→ **WRITTEN REQUEST**
All entries below need to be written out exactly, but without their pictures.

Entries from a visual dataset:
◇ ◇ ◇ ◇ ◇ ◇ ◇

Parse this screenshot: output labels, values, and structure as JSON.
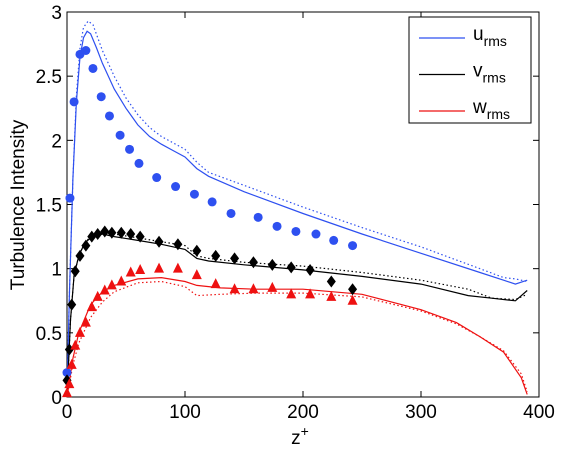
{
  "chart_data": {
    "type": "line",
    "xlabel": "z",
    "xlabel_sup": "+",
    "ylabel": "Turbulence Intensity",
    "xlim": [
      0,
      400
    ],
    "ylim": [
      0,
      3
    ],
    "xticks": [
      0,
      100,
      200,
      300,
      400
    ],
    "yticks": [
      0,
      0.5,
      1,
      1.5,
      2,
      2.5,
      3
    ],
    "grid": false,
    "legend": "upper right",
    "series": [
      {
        "name": "u",
        "subscript": "rms",
        "color": "#2e50f0",
        "style": "solid",
        "x": [
          0,
          2,
          5,
          8,
          11,
          14,
          17,
          20,
          25,
          30,
          40,
          50,
          60,
          70,
          80,
          90,
          100,
          110,
          120,
          150,
          200,
          250,
          300,
          350,
          370,
          380,
          390
        ],
        "values": [
          0,
          0.8,
          1.7,
          2.3,
          2.65,
          2.8,
          2.85,
          2.83,
          2.72,
          2.6,
          2.4,
          2.25,
          2.12,
          2.03,
          1.97,
          1.92,
          1.87,
          1.78,
          1.72,
          1.6,
          1.43,
          1.27,
          1.12,
          0.97,
          0.91,
          0.88,
          0.91
        ]
      },
      {
        "name": "v",
        "subscript": "rms",
        "color": "#000000",
        "style": "solid",
        "x": [
          0,
          3,
          6,
          10,
          15,
          20,
          30,
          40,
          60,
          80,
          100,
          110,
          120,
          150,
          200,
          250,
          300,
          340,
          360,
          380,
          390
        ],
        "values": [
          0,
          0.6,
          0.95,
          1.1,
          1.2,
          1.24,
          1.27,
          1.25,
          1.22,
          1.19,
          1.15,
          1.08,
          1.06,
          1.03,
          0.99,
          0.94,
          0.88,
          0.79,
          0.77,
          0.75,
          0.83
        ]
      },
      {
        "name": "w",
        "subscript": "rms",
        "color": "#ee1111",
        "style": "solid",
        "x": [
          0,
          5,
          10,
          20,
          30,
          40,
          60,
          80,
          100,
          110,
          130,
          160,
          200,
          250,
          300,
          330,
          350,
          370,
          385,
          390
        ],
        "values": [
          0,
          0.3,
          0.5,
          0.72,
          0.82,
          0.87,
          0.92,
          0.93,
          0.9,
          0.87,
          0.85,
          0.84,
          0.84,
          0.8,
          0.68,
          0.58,
          0.47,
          0.35,
          0.15,
          0.02
        ]
      },
      {
        "color": "#2e50f0",
        "style": "dotted",
        "x": [
          0,
          2,
          5,
          8,
          11,
          14,
          18,
          22,
          30,
          40,
          50,
          60,
          70,
          80,
          90,
          100,
          110,
          120,
          150,
          200,
          250,
          300,
          350,
          370,
          380,
          390
        ],
        "values": [
          0,
          0.8,
          1.7,
          2.35,
          2.72,
          2.88,
          2.93,
          2.9,
          2.7,
          2.5,
          2.33,
          2.2,
          2.1,
          2.03,
          1.98,
          1.93,
          1.83,
          1.75,
          1.65,
          1.48,
          1.32,
          1.17,
          1.0,
          0.93,
          0.92,
          0.9
        ]
      },
      {
        "color": "#000000",
        "style": "dotted",
        "x": [
          0,
          3,
          6,
          10,
          15,
          20,
          30,
          40,
          60,
          80,
          100,
          110,
          120,
          150,
          200,
          250,
          300,
          340,
          360,
          380,
          390
        ],
        "values": [
          0,
          0.6,
          0.95,
          1.1,
          1.2,
          1.25,
          1.28,
          1.27,
          1.24,
          1.21,
          1.18,
          1.1,
          1.08,
          1.05,
          1.02,
          0.97,
          0.91,
          0.84,
          0.77,
          0.76,
          0.8
        ]
      },
      {
        "color": "#ee1111",
        "style": "dotted",
        "x": [
          0,
          5,
          10,
          20,
          30,
          40,
          60,
          80,
          100,
          110,
          130,
          160,
          200,
          250,
          300,
          330,
          350,
          370,
          385,
          390
        ],
        "values": [
          0,
          0.25,
          0.42,
          0.62,
          0.74,
          0.82,
          0.89,
          0.9,
          0.86,
          0.79,
          0.8,
          0.81,
          0.81,
          0.78,
          0.67,
          0.57,
          0.47,
          0.36,
          0.18,
          0.04
        ]
      },
      {
        "color": "#2e50f0",
        "style": "none",
        "marker": "circle",
        "x": [
          0,
          2.5,
          6,
          11,
          16,
          22,
          29,
          36,
          45,
          53,
          61,
          76,
          92,
          108,
          123,
          139,
          162,
          178,
          194,
          211,
          226,
          242
        ],
        "values": [
          0.19,
          1.55,
          2.3,
          2.67,
          2.7,
          2.56,
          2.34,
          2.19,
          2.04,
          1.93,
          1.82,
          1.71,
          1.64,
          1.58,
          1.52,
          1.43,
          1.4,
          1.33,
          1.29,
          1.27,
          1.22,
          1.18
        ]
      },
      {
        "color": "#000000",
        "style": "none",
        "marker": "diamond",
        "x": [
          0,
          2,
          4,
          7,
          11,
          16,
          21,
          26,
          32,
          38,
          46,
          54,
          62,
          78,
          94,
          110,
          126,
          142,
          158,
          174,
          190,
          206,
          224,
          242
        ],
        "values": [
          0.13,
          0.37,
          0.72,
          0.98,
          1.1,
          1.18,
          1.25,
          1.27,
          1.29,
          1.28,
          1.28,
          1.27,
          1.25,
          1.21,
          1.19,
          1.14,
          1.1,
          1.08,
          1.05,
          1.03,
          1.01,
          0.99,
          0.9,
          0.84
        ]
      },
      {
        "color": "#ee1111",
        "style": "none",
        "marker": "triangle",
        "x": [
          0,
          2,
          4,
          7,
          11,
          16,
          21,
          26,
          32,
          38,
          46,
          54,
          62,
          78,
          94,
          110,
          126,
          142,
          158,
          174,
          190,
          206,
          224,
          242
        ],
        "values": [
          0.03,
          0.1,
          0.25,
          0.4,
          0.5,
          0.58,
          0.7,
          0.78,
          0.83,
          0.87,
          0.9,
          0.97,
          0.99,
          1.0,
          1.0,
          0.95,
          0.88,
          0.84,
          0.84,
          0.85,
          0.8,
          0.8,
          0.78,
          0.75
        ]
      }
    ]
  }
}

◇ ◇ ◇ ◇ ◇ ◇ ◇

→ **WORKED SOLUTION**
Parse this screenshot: output labels, values, and structure as JSON.
{
  "chart_data": {
    "type": "line",
    "xlabel": "z",
    "xlabel_sup": "+",
    "ylabel": "Turbulence Intensity",
    "xlim": [
      0,
      400
    ],
    "ylim": [
      0,
      3
    ],
    "xticks": [
      0,
      100,
      200,
      300,
      400
    ],
    "yticks": [
      0,
      0.5,
      1,
      1.5,
      2,
      2.5,
      3
    ],
    "grid": false,
    "legend": "upper right",
    "series": [
      {
        "name": "u",
        "subscript": "rms",
        "color": "#2e50f0",
        "style": "solid",
        "x": [
          0,
          2,
          5,
          8,
          11,
          14,
          17,
          20,
          25,
          30,
          40,
          50,
          60,
          70,
          80,
          90,
          100,
          110,
          120,
          150,
          200,
          250,
          300,
          350,
          370,
          380,
          390
        ],
        "values": [
          0,
          0.8,
          1.7,
          2.3,
          2.65,
          2.8,
          2.85,
          2.83,
          2.72,
          2.6,
          2.4,
          2.25,
          2.12,
          2.03,
          1.97,
          1.92,
          1.87,
          1.78,
          1.72,
          1.6,
          1.43,
          1.27,
          1.12,
          0.97,
          0.91,
          0.88,
          0.91
        ]
      },
      {
        "name": "v",
        "subscript": "rms",
        "color": "#000000",
        "style": "solid",
        "x": [
          0,
          3,
          6,
          10,
          15,
          20,
          30,
          40,
          60,
          80,
          100,
          110,
          120,
          150,
          200,
          250,
          300,
          340,
          360,
          380,
          390
        ],
        "values": [
          0,
          0.6,
          0.95,
          1.1,
          1.2,
          1.24,
          1.27,
          1.25,
          1.22,
          1.19,
          1.15,
          1.08,
          1.06,
          1.03,
          0.99,
          0.94,
          0.88,
          0.79,
          0.77,
          0.75,
          0.83
        ]
      },
      {
        "name": "w",
        "subscript": "rms",
        "color": "#ee1111",
        "style": "solid",
        "x": [
          0,
          5,
          10,
          20,
          30,
          40,
          60,
          80,
          100,
          110,
          130,
          160,
          200,
          250,
          300,
          330,
          350,
          370,
          385,
          390
        ],
        "values": [
          0,
          0.3,
          0.5,
          0.72,
          0.82,
          0.87,
          0.92,
          0.93,
          0.9,
          0.87,
          0.85,
          0.84,
          0.84,
          0.8,
          0.68,
          0.58,
          0.47,
          0.35,
          0.15,
          0.02
        ]
      },
      {
        "color": "#2e50f0",
        "style": "dotted",
        "x": [
          0,
          2,
          5,
          8,
          11,
          14,
          18,
          22,
          30,
          40,
          50,
          60,
          70,
          80,
          90,
          100,
          110,
          120,
          150,
          200,
          250,
          300,
          350,
          370,
          380,
          390
        ],
        "values": [
          0,
          0.8,
          1.7,
          2.35,
          2.72,
          2.88,
          2.93,
          2.9,
          2.7,
          2.5,
          2.33,
          2.2,
          2.1,
          2.03,
          1.98,
          1.93,
          1.83,
          1.75,
          1.65,
          1.48,
          1.32,
          1.17,
          1.0,
          0.93,
          0.92,
          0.9
        ]
      },
      {
        "color": "#000000",
        "style": "dotted",
        "x": [
          0,
          3,
          6,
          10,
          15,
          20,
          30,
          40,
          60,
          80,
          100,
          110,
          120,
          150,
          200,
          250,
          300,
          340,
          360,
          380,
          390
        ],
        "values": [
          0,
          0.6,
          0.95,
          1.1,
          1.2,
          1.25,
          1.28,
          1.27,
          1.24,
          1.21,
          1.18,
          1.1,
          1.08,
          1.05,
          1.02,
          0.97,
          0.91,
          0.84,
          0.77,
          0.76,
          0.8
        ]
      },
      {
        "color": "#ee1111",
        "style": "dotted",
        "x": [
          0,
          5,
          10,
          20,
          30,
          40,
          60,
          80,
          100,
          110,
          130,
          160,
          200,
          250,
          300,
          330,
          350,
          370,
          385,
          390
        ],
        "values": [
          0,
          0.25,
          0.42,
          0.62,
          0.74,
          0.82,
          0.89,
          0.9,
          0.86,
          0.79,
          0.8,
          0.81,
          0.81,
          0.78,
          0.67,
          0.57,
          0.47,
          0.36,
          0.18,
          0.04
        ]
      },
      {
        "color": "#2e50f0",
        "style": "none",
        "marker": "circle",
        "x": [
          0,
          2.5,
          6,
          11,
          16,
          22,
          29,
          36,
          45,
          53,
          61,
          76,
          92,
          108,
          123,
          139,
          162,
          178,
          194,
          211,
          226,
          242
        ],
        "values": [
          0.19,
          1.55,
          2.3,
          2.67,
          2.7,
          2.56,
          2.34,
          2.19,
          2.04,
          1.93,
          1.82,
          1.71,
          1.64,
          1.58,
          1.52,
          1.43,
          1.4,
          1.33,
          1.29,
          1.27,
          1.22,
          1.18
        ]
      },
      {
        "color": "#000000",
        "style": "none",
        "marker": "diamond",
        "x": [
          0,
          2,
          4,
          7,
          11,
          16,
          21,
          26,
          32,
          38,
          46,
          54,
          62,
          78,
          94,
          110,
          126,
          142,
          158,
          174,
          190,
          206,
          224,
          242
        ],
        "values": [
          0.13,
          0.37,
          0.72,
          0.98,
          1.1,
          1.18,
          1.25,
          1.27,
          1.29,
          1.28,
          1.28,
          1.27,
          1.25,
          1.21,
          1.19,
          1.14,
          1.1,
          1.08,
          1.05,
          1.03,
          1.01,
          0.99,
          0.9,
          0.84
        ]
      },
      {
        "color": "#ee1111",
        "style": "none",
        "marker": "triangle",
        "x": [
          0,
          2,
          4,
          7,
          11,
          16,
          21,
          26,
          32,
          38,
          46,
          54,
          62,
          78,
          94,
          110,
          126,
          142,
          158,
          174,
          190,
          206,
          224,
          242
        ],
        "values": [
          0.03,
          0.1,
          0.25,
          0.4,
          0.5,
          0.58,
          0.7,
          0.78,
          0.83,
          0.87,
          0.9,
          0.97,
          0.99,
          1.0,
          1.0,
          0.95,
          0.88,
          0.84,
          0.84,
          0.85,
          0.8,
          0.8,
          0.78,
          0.75
        ]
      }
    ]
  }
}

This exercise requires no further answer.